▸ Material:

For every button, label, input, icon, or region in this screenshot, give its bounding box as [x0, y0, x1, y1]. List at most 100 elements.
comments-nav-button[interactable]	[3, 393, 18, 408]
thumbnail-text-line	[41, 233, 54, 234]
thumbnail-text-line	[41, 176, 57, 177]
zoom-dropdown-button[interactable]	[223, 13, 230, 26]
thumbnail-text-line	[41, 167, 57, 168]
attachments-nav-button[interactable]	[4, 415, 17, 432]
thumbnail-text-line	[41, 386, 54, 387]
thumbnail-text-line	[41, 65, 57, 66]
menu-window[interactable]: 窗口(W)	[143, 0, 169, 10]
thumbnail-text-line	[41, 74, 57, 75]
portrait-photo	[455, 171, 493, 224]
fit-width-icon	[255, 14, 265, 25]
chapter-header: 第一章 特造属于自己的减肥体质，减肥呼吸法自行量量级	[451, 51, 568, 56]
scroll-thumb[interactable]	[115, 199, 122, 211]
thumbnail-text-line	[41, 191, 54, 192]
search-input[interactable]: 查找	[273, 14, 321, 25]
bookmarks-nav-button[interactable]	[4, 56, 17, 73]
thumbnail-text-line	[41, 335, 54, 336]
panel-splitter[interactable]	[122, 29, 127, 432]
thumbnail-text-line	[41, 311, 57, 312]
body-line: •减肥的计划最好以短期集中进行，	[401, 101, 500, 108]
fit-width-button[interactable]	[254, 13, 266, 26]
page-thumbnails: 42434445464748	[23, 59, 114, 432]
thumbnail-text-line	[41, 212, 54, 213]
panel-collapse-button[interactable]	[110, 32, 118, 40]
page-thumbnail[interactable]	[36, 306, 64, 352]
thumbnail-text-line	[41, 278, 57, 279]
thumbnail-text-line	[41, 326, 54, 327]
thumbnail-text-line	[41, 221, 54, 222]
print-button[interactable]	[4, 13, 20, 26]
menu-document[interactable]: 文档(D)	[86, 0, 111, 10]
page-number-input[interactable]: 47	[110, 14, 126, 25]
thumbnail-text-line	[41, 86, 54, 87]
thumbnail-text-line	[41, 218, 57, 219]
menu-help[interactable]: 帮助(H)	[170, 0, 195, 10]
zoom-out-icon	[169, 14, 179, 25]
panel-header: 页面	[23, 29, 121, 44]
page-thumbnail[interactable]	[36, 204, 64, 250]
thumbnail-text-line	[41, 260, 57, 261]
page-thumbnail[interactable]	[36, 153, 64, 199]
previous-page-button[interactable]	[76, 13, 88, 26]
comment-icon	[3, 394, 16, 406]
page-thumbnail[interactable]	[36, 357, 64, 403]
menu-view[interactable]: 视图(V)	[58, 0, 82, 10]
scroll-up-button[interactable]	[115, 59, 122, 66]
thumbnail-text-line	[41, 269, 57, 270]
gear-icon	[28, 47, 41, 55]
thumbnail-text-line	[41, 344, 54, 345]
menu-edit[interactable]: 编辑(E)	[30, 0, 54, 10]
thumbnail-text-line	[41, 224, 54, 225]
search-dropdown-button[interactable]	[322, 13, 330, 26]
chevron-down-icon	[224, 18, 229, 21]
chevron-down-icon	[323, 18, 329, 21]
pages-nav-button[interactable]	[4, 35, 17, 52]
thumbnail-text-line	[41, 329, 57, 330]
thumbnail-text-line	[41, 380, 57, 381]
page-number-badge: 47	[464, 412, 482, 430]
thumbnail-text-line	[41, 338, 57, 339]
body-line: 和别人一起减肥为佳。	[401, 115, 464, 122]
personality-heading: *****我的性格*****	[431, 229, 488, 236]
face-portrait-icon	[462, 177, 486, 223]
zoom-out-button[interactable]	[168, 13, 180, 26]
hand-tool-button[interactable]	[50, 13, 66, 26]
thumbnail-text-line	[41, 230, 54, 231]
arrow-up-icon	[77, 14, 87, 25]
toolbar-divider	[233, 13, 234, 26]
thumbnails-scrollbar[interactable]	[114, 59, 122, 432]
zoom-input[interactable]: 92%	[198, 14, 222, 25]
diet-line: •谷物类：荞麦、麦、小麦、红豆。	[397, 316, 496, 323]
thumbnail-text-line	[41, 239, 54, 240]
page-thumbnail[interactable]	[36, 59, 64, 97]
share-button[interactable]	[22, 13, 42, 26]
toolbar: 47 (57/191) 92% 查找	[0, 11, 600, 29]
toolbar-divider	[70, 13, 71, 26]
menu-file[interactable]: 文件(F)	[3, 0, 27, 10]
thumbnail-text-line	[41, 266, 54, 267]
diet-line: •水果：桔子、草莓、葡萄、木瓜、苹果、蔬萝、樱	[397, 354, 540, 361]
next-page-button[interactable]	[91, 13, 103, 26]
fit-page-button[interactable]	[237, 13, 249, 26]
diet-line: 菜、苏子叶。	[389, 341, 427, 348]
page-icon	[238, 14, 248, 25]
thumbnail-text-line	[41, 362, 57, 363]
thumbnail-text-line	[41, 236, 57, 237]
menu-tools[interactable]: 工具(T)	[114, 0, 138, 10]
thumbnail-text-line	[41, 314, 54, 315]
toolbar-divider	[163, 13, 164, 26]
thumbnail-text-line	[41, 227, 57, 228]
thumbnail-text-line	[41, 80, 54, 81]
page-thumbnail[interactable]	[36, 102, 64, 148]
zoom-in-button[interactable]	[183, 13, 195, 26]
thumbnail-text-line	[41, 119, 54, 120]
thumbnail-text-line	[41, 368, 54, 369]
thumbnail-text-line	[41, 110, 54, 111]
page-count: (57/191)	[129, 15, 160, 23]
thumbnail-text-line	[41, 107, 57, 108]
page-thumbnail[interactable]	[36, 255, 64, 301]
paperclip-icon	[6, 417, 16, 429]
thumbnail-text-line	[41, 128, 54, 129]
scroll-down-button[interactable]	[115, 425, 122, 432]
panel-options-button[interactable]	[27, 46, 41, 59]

▸ Work to be completed:
Give every line of all the rows above as a Markdown table with two columns, No. and Line. Number each line and leave out blank lines.

▸ Complete response:
| No. | Line |
|---|---|
| 1 | For every button, label, input, icon, or region in this screenshot, give its bounding box as [x0, y0, x1, y1]. List at most 100 elements. |
| 2 | comments-nav-button[interactable]	[3, 393, 18, 408] |
| 3 | thumbnail-text-line	[41, 233, 54, 234] |
| 4 | thumbnail-text-line	[41, 176, 57, 177] |
| 5 | zoom-dropdown-button[interactable]	[223, 13, 230, 26] |
| 6 | thumbnail-text-line	[41, 167, 57, 168] |
| 7 | attachments-nav-button[interactable]	[4, 415, 17, 432] |
| 8 | thumbnail-text-line	[41, 386, 54, 387] |
| 9 | thumbnail-text-line	[41, 65, 57, 66] |
| 10 | menu-window[interactable]: 窗口(W)	[143, 0, 169, 10] |
| 11 | thumbnail-text-line	[41, 74, 57, 75] |
| 12 | portrait-photo	[455, 171, 493, 224] |
| 13 | fit-width-icon	[255, 14, 265, 25] |
| 14 | chapter-header: 第一章 特造属于自己的减肥体质，减肥呼吸法自行量量级	[451, 51, 568, 56] |
| 15 | scroll-thumb[interactable]	[115, 199, 122, 211] |
| 16 | thumbnail-text-line	[41, 191, 54, 192] |
| 17 | search-input[interactable]: 查找	[273, 14, 321, 25] |
| 18 | bookmarks-nav-button[interactable]	[4, 56, 17, 73] |
| 19 | thumbnail-text-line	[41, 335, 54, 336] |
| 20 | panel-splitter[interactable]	[122, 29, 127, 432] |
| 21 | thumbnail-text-line	[41, 311, 57, 312] |
| 22 | body-line: •减肥的计划最好以短期集中进行，	[401, 101, 500, 108] |
| 23 | fit-width-button[interactable]	[254, 13, 266, 26] |
| 24 | page-thumbnails: 42434445464748	[23, 59, 114, 432] |
| 25 | thumbnail-text-line	[41, 212, 54, 213] |
| 26 | panel-collapse-button[interactable]	[110, 32, 118, 40] |
| 27 | page-thumbnail[interactable]	[36, 306, 64, 352] |
| 28 | thumbnail-text-line	[41, 278, 57, 279] |
| 29 | thumbnail-text-line	[41, 326, 54, 327] |
| 30 | thumbnail-text-line	[41, 221, 54, 222] |
| 31 | print-button[interactable]	[4, 13, 20, 26] |
| 32 | menu-document[interactable]: 文档(D)	[86, 0, 111, 10] |
| 33 | page-number-input[interactable]: 47	[110, 14, 126, 25] |
| 34 | thumbnail-text-line	[41, 86, 54, 87] |
| 35 | thumbnail-text-line	[41, 218, 57, 219] |
| 36 | menu-help[interactable]: 帮助(H)	[170, 0, 195, 10] |
| 37 | zoom-out-icon	[169, 14, 179, 25] |
| 38 | panel-header: 页面	[23, 29, 121, 44] |
| 39 | page-thumbnail[interactable]	[36, 204, 64, 250] |
| 40 | thumbnail-text-line	[41, 260, 57, 261] |
| 41 | page-thumbnail[interactable]	[36, 153, 64, 199] |
| 42 | previous-page-button[interactable]	[76, 13, 88, 26] |
| 43 | comment-icon	[3, 394, 16, 406] |
| 44 | page-thumbnail[interactable]	[36, 357, 64, 403] |
| 45 | menu-view[interactable]: 视图(V)	[58, 0, 82, 10] |
| 46 | scroll-up-button[interactable]	[115, 59, 122, 66] |
| 47 | thumbnail-text-line	[41, 269, 57, 270] |
| 48 | gear-icon	[28, 47, 41, 55] |
| 49 | thumbnail-text-line	[41, 344, 54, 345] |
| 50 | menu-edit[interactable]: 编辑(E)	[30, 0, 54, 10] |
| 51 | thumbnail-text-line	[41, 224, 54, 225] |
| 52 | search-dropdown-button[interactable]	[322, 13, 330, 26] |
| 53 | chevron-down-icon	[224, 18, 229, 21] |
| 54 | chevron-down-icon	[323, 18, 329, 21] |
| 55 | pages-nav-button[interactable]	[4, 35, 17, 52] |
| 56 | thumbnail-text-line	[41, 329, 57, 330] |
| 57 | thumbnail-text-line	[41, 380, 57, 381] |
| 58 | page-number-badge: 47	[464, 412, 482, 430] |
| 59 | thumbnail-text-line	[41, 338, 57, 339] |
| 60 | body-line: 和别人一起减肥为佳。	[401, 115, 464, 122] |
| 61 | personality-heading: *****我的性格*****	[431, 229, 488, 236] |
| 62 | face-portrait-icon	[462, 177, 486, 223] |
| 63 | zoom-out-button[interactable]	[168, 13, 180, 26] |
| 64 | hand-tool-button[interactable]	[50, 13, 66, 26] |
| 65 | thumbnail-text-line	[41, 230, 54, 231] |
| 66 | arrow-up-icon	[77, 14, 87, 25] |
| 67 | toolbar-divider	[233, 13, 234, 26] |
| 68 | thumbnails-scrollbar[interactable]	[114, 59, 122, 432] |
| 69 | zoom-input[interactable]: 92%	[198, 14, 222, 25] |
| 70 | diet-line: •谷物类：荞麦、麦、小麦、红豆。	[397, 316, 496, 323] |
| 71 | thumbnail-text-line	[41, 239, 54, 240] |
| 72 | page-thumbnail[interactable]	[36, 59, 64, 97] |
| 73 | share-button[interactable]	[22, 13, 42, 26] |
| 74 | toolbar: 47 (57/191) 92% 查找	[0, 11, 600, 29] |
| 75 | toolbar-divider	[70, 13, 71, 26] |
| 76 | menu-file[interactable]: 文件(F)	[3, 0, 27, 10] |
| 77 | thumbnail-text-line	[41, 266, 54, 267] |
| 78 | diet-line: •水果：桔子、草莓、葡萄、木瓜、苹果、蔬萝、樱	[397, 354, 540, 361] |
| 79 | next-page-button[interactable]	[91, 13, 103, 26] |
| 80 | fit-page-button[interactable]	[237, 13, 249, 26] |
| 81 | diet-line: 菜、苏子叶。	[389, 341, 427, 348] |
| 82 | page-icon	[238, 14, 248, 25] |
| 83 | thumbnail-text-line	[41, 362, 57, 363] |
| 84 | thumbnail-text-line	[41, 236, 57, 237] |
| 85 | menu-tools[interactable]: 工具(T)	[114, 0, 138, 10] |
| 86 | thumbnail-text-line	[41, 314, 54, 315] |
| 87 | toolbar-divider	[163, 13, 164, 26] |
| 88 | thumbnail-text-line	[41, 227, 57, 228] |
| 89 | thumbnail-text-line	[41, 80, 54, 81] |
| 90 | page-thumbnail[interactable]	[36, 102, 64, 148] |
| 91 | zoom-in-button[interactable]	[183, 13, 195, 26] |
| 92 | thumbnail-text-line	[41, 119, 54, 120] |
| 93 | thumbnail-text-line	[41, 368, 54, 369] |
| 94 | thumbnail-text-line	[41, 110, 54, 111] |
| 95 | page-count: (57/191)	[129, 15, 160, 23] |
| 96 | thumbnail-text-line	[41, 107, 57, 108] |
| 97 | page-thumbnail[interactable]	[36, 255, 64, 301] |
| 98 | paperclip-icon	[6, 417, 16, 429] |
| 99 | thumbnail-text-line	[41, 128, 54, 129] |
| 100 | scroll-down-button[interactable]	[115, 425, 122, 432] |
| 101 | panel-options-button[interactable]	[27, 46, 41, 59] |